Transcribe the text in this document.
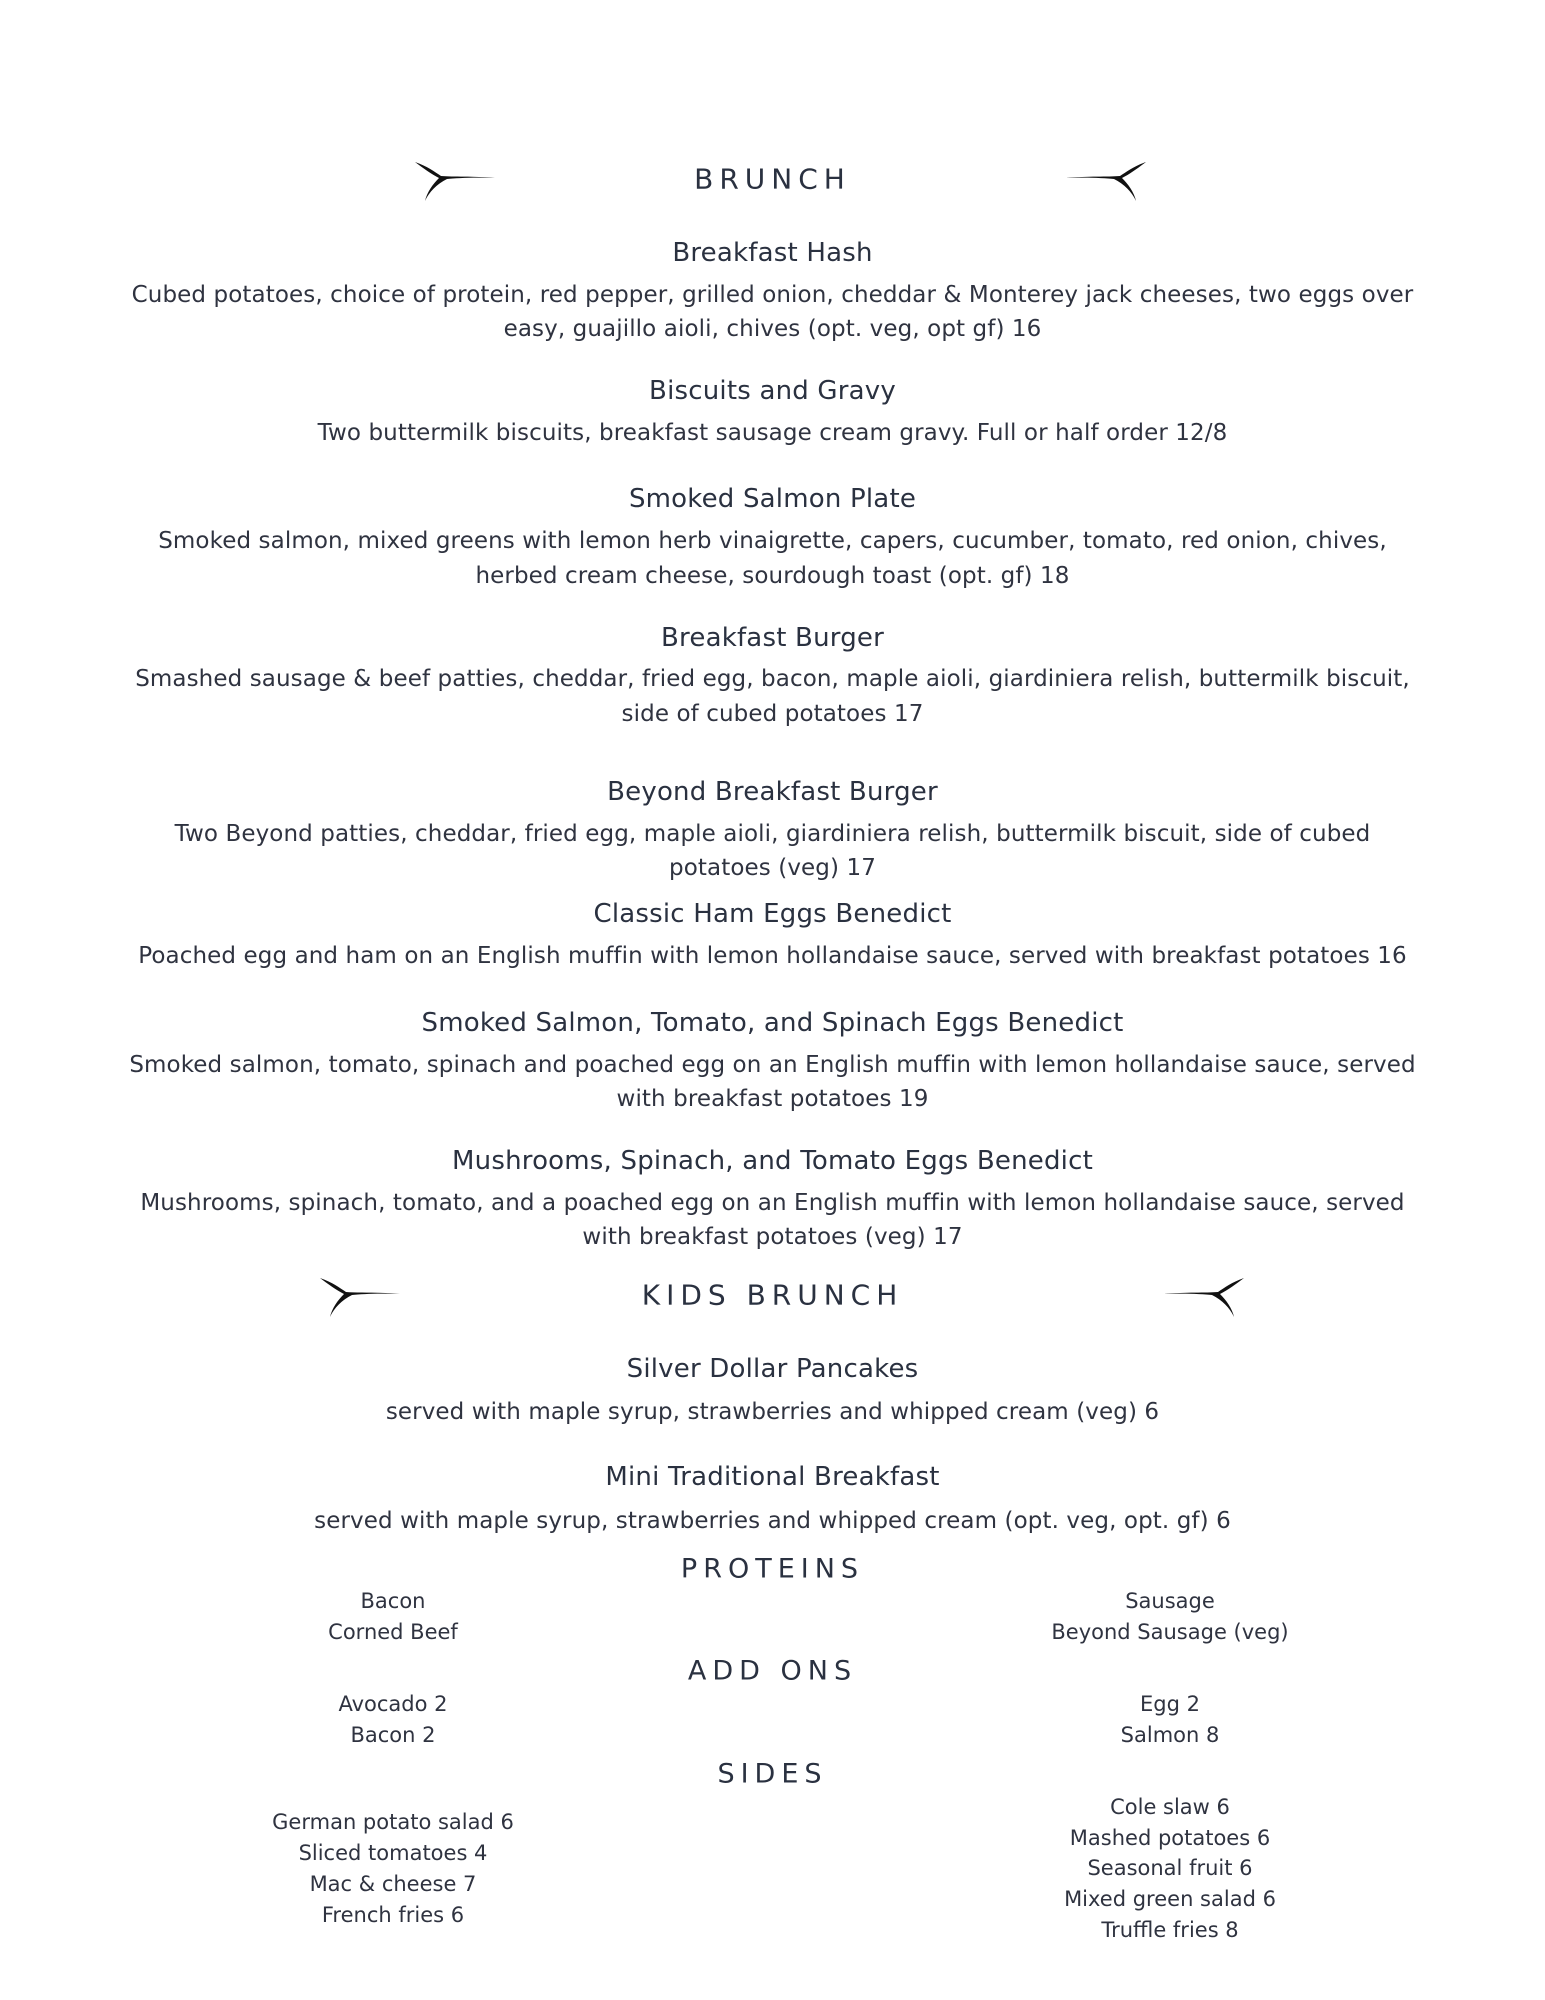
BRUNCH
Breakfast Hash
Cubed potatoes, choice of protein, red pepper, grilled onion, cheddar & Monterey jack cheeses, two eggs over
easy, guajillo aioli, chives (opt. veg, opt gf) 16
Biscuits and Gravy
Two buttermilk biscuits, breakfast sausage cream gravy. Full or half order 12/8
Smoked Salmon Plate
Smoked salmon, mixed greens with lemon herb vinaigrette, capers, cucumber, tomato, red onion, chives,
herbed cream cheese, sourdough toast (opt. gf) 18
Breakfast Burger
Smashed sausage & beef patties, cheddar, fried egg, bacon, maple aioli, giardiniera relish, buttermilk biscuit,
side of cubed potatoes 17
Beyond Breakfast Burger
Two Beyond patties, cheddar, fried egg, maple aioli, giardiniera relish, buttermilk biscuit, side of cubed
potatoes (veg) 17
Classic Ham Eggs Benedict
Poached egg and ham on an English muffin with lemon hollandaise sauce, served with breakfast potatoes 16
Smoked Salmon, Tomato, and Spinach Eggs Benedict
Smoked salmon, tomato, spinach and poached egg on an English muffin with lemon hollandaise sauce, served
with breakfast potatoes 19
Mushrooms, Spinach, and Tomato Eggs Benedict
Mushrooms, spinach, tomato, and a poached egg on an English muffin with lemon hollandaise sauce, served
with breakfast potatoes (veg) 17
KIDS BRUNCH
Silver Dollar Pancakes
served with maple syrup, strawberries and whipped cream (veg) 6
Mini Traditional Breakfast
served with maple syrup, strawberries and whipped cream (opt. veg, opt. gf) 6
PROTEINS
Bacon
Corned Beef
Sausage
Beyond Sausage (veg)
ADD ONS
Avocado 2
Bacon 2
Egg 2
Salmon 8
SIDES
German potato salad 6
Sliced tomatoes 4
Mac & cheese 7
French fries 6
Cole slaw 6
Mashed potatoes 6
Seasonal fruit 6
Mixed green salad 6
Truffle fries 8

****************************************

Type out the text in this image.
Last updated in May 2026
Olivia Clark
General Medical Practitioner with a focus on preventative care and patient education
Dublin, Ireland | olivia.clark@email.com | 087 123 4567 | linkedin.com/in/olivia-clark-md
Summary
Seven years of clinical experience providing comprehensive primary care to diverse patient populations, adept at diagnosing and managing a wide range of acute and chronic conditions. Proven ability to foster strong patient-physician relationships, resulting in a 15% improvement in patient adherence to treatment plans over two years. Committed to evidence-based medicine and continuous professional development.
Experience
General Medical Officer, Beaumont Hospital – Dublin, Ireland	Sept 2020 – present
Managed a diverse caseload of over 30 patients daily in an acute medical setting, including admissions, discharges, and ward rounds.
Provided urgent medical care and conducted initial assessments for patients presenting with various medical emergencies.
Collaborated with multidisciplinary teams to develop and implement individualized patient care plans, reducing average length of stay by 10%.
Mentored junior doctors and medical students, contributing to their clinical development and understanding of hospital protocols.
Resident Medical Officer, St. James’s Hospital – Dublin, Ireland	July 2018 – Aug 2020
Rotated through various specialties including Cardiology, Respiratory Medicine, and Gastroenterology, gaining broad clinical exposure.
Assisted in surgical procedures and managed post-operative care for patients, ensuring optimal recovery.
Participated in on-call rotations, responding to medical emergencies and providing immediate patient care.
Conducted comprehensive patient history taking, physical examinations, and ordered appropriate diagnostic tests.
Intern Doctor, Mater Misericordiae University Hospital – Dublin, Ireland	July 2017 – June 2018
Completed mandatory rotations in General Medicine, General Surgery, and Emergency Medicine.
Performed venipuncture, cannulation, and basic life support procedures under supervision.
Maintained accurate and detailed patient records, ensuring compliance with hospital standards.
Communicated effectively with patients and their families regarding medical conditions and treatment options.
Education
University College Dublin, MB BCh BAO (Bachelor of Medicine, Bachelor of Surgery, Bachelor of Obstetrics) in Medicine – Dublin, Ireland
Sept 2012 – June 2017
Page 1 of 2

****************************************

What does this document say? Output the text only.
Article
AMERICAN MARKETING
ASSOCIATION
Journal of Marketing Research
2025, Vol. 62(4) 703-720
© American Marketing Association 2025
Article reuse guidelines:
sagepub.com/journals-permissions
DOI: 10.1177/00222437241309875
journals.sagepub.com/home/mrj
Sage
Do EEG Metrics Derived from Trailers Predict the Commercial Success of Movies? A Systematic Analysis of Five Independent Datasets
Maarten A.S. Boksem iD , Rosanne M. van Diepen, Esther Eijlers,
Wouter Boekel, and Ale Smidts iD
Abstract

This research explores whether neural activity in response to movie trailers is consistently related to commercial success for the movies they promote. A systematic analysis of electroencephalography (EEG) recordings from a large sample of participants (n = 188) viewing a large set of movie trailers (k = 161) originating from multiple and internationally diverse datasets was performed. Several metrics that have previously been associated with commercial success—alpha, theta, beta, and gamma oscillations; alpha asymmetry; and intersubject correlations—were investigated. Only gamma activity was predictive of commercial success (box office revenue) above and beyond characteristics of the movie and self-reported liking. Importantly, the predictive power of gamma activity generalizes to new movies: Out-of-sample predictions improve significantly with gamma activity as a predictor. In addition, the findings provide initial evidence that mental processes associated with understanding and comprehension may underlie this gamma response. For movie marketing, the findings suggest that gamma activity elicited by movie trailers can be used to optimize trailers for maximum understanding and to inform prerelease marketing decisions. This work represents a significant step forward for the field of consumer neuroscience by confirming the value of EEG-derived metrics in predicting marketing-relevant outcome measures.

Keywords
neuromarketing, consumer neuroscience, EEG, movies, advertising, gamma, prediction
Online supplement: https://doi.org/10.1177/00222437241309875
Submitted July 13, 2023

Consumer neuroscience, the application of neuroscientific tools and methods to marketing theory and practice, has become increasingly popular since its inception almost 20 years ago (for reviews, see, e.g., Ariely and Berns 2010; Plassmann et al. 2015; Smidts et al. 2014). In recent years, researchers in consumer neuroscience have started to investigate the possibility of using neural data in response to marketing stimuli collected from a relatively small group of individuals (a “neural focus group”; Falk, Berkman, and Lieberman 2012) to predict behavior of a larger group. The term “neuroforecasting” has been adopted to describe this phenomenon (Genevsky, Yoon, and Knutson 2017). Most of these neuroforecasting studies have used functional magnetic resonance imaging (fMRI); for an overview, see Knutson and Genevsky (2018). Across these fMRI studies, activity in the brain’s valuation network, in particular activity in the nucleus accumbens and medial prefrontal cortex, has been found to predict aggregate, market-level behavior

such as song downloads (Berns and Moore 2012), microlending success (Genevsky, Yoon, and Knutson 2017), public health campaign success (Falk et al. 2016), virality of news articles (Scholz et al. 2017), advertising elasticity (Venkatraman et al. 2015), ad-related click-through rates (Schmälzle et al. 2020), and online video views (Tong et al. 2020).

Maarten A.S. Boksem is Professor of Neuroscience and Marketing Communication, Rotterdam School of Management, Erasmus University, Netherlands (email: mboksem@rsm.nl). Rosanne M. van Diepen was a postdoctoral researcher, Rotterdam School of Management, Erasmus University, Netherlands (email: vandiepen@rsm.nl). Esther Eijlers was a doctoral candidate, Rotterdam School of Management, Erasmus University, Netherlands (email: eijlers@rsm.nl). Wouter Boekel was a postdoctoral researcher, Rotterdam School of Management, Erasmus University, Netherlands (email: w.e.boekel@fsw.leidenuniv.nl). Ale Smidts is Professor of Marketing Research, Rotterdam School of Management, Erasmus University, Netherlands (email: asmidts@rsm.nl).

****************************************

- **Prompt**: In the data above, find each line where the string "comprehensive" appears, then copy it.

- **The completed task**:
Seven years of clinical experience providing comprehensive primary care to diverse patient populations, adept at diagnosing and managing a wide range of acute and chronic conditions. Proven ability to foster strong patient-physician relationships, resulting in a 15% improvement in patient adherence to treatment plans over two years. Committed to evidence-based medicine and continuous professional development.
Conducted comprehensive patient history taking, physical examinations, and ordered appropriate diagnostic tests.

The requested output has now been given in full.